◆ **MATERIAL FOR THIS TASK**:

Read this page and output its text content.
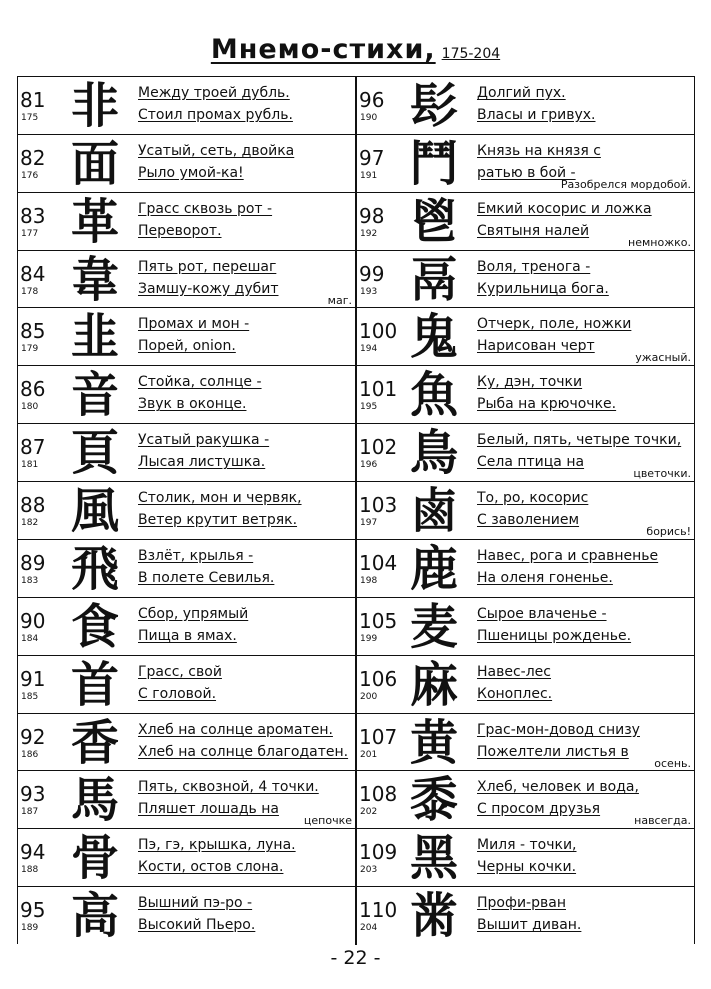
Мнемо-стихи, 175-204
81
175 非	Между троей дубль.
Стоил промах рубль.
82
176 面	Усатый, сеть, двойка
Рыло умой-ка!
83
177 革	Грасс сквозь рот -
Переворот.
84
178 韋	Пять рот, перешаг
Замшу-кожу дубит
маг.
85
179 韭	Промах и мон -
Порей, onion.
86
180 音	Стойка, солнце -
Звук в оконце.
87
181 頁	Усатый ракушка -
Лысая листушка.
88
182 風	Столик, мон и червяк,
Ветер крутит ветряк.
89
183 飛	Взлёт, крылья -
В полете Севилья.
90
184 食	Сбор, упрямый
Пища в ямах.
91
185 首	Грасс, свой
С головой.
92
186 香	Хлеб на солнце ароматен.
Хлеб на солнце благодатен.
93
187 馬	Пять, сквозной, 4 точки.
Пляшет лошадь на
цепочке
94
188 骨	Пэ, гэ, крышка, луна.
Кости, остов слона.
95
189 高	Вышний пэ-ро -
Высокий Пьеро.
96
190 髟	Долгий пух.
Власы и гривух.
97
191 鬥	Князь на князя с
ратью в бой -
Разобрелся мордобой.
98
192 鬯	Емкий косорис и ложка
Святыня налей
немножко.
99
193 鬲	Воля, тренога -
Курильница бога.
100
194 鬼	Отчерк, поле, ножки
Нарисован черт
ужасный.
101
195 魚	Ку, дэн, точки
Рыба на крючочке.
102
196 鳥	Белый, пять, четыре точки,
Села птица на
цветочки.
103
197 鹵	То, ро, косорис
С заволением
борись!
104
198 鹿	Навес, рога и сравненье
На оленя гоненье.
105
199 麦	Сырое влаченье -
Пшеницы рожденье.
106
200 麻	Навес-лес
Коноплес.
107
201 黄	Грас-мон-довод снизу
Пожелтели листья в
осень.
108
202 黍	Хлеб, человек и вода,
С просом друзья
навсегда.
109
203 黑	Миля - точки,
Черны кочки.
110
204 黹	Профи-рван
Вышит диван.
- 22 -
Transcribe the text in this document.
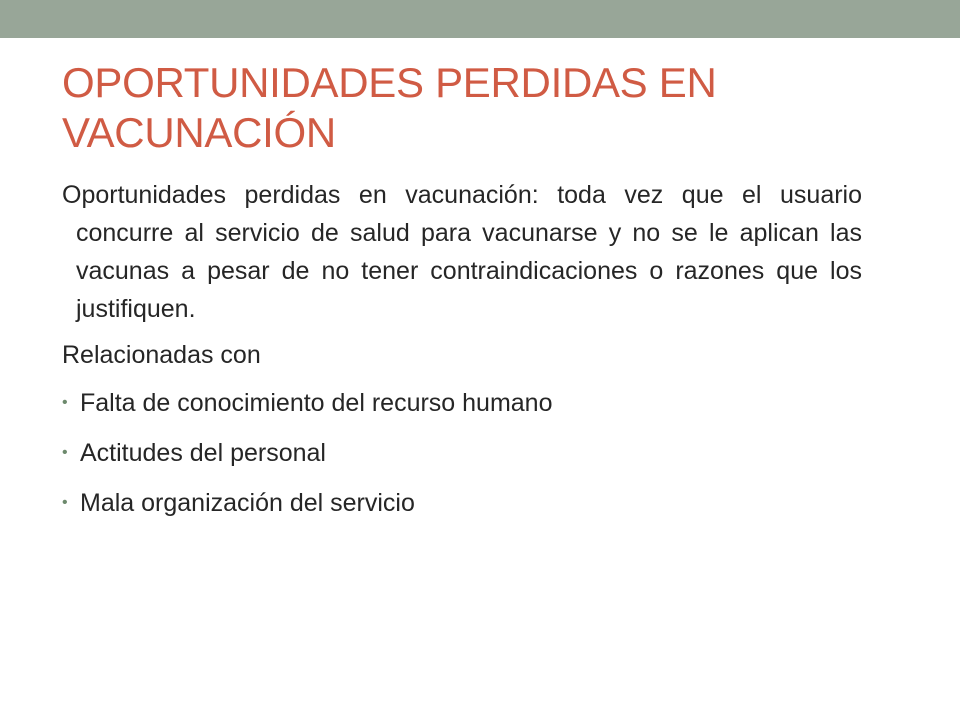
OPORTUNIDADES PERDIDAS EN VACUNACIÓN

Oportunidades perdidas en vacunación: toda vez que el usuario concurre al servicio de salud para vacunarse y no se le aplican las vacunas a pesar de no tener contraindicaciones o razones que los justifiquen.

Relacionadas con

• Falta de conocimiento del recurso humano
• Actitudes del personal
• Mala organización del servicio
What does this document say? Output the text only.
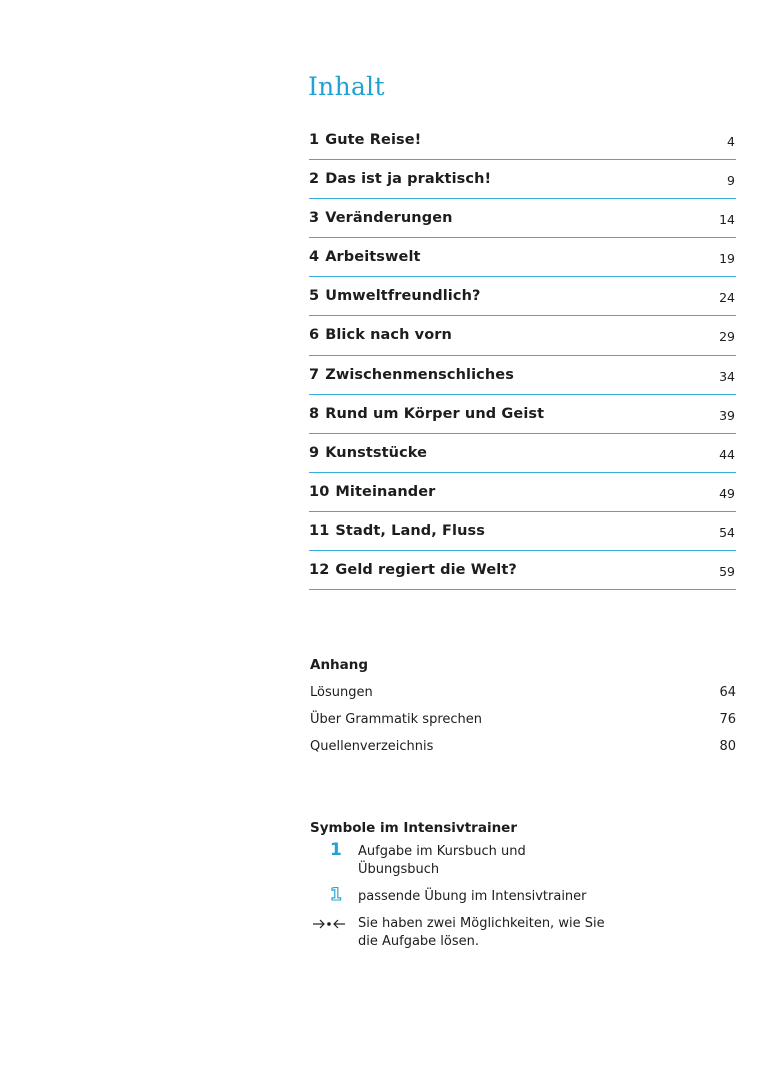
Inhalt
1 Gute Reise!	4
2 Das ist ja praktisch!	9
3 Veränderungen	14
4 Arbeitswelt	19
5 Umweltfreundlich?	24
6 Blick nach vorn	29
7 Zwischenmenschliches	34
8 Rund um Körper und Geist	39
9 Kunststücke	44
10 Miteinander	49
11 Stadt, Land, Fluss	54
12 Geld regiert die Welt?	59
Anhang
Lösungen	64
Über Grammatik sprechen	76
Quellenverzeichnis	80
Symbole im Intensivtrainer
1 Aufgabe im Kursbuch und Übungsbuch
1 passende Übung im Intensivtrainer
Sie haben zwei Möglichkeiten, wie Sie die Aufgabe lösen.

◆ **YOUR OBJECTIVE**:
Pictures in the records above should not be copied. Repeat everything else exactly.

◆ **REPLY**:
Read this page and output its text content.
Мнемо-стихи, 175-204
81
175 非	Между троей дубль.
Стоил промах рубль.
82
176 面	Усатый, сеть, двойка
Рыло умой-ка!
83
177 革	Грасс сквозь рот -
Переворот.
84
178 韋	Пять рот, перешаг
Замшу-кожу дубит
маг.
85
179 韭	Промах и мон -
Порей, onion.
86
180 音	Стойка, солнце -
Звук в оконце.
87
181 頁	Усатый ракушка -
Лысая листушка.
88
182 風	Столик, мон и червяк,
Ветер крутит ветряк.
89
183 飛	Взлёт, крылья -
В полете Севилья.
90
184 食	Сбор, упрямый
Пища в ямах.
91
185 首	Грасс, свой
С головой.
92
186 香	Хлеб на солнце ароматен.
Хлеб на солнце благодатен.
93
187 馬	Пять, сквозной, 4 точки.
Пляшет лошадь на
цепочке
94
188 骨	Пэ, гэ, крышка, луна.
Кости, остов слона.
95
189 高	Вышний пэ-ро -
Высокий Пьеро.
96
190 髟	Долгий пух.
Власы и гривух.
97
191 鬥	Князь на князя с
ратью в бой -
Разобрелся мордобой.
98
192 鬯	Емкий косорис и ложка
Святыня налей
немножко.
99
193 鬲	Воля, тренога -
Курильница бога.
100
194 鬼	Отчерк, поле, ножки
Нарисован черт
ужасный.
101
195 魚	Ку, дэн, точки
Рыба на крючочке.
102
196 鳥	Белый, пять, четыре точки,
Села птица на
цветочки.
103
197 鹵	То, ро, косорис
С заволением
борись!
104
198 鹿	Навес, рога и сравненье
На оленя гоненье.
105
199 麦	Сырое влаченье -
Пшеницы рожденье.
106
200 麻	Навес-лес
Коноплес.
107
201 黄	Грас-мон-довод снизу
Пожелтели листья в
осень.
108
202 黍	Хлеб, человек и вода,
С просом друзья
навсегда.
109
203 黑	Миля - точки,
Черны кочки.
110
204 黹	Профи-рван
Вышит диван.
- 22 -
Transcribe the text in this document.
OPORTUNIDADES PERDIDAS EN VACUNACIÓN

Oportunidades perdidas en vacunación: toda vez que el usuario concurre al servicio de salud para vacunarse y no se le aplican las vacunas a pesar de no tener contraindicaciones o razones que los justifiquen.

Relacionadas con

• Falta de conocimiento del recurso humano
• Actitudes del personal
• Mala organización del servicio
What does this document say? Output the text only.
Inhalt
1 Gute Reise!	4
2 Das ist ja praktisch!	9
3 Veränderungen	14
4 Arbeitswelt	19
5 Umweltfreundlich?	24
6 Blick nach vorn	29
7 Zwischenmenschliches	34
8 Rund um Körper und Geist	39
9 Kunststücke	44
10 Miteinander	49
11 Stadt, Land, Fluss	54
12 Geld regiert die Welt?	59
Anhang
Lösungen	64
Über Grammatik sprechen	76
Quellenverzeichnis	80
Symbole im Intensivtrainer
1 Aufgabe im Kursbuch und Übungsbuch
1 passende Übung im Intensivtrainer
Sie haben zwei Möglichkeiten, wie Sie die Aufgabe lösen.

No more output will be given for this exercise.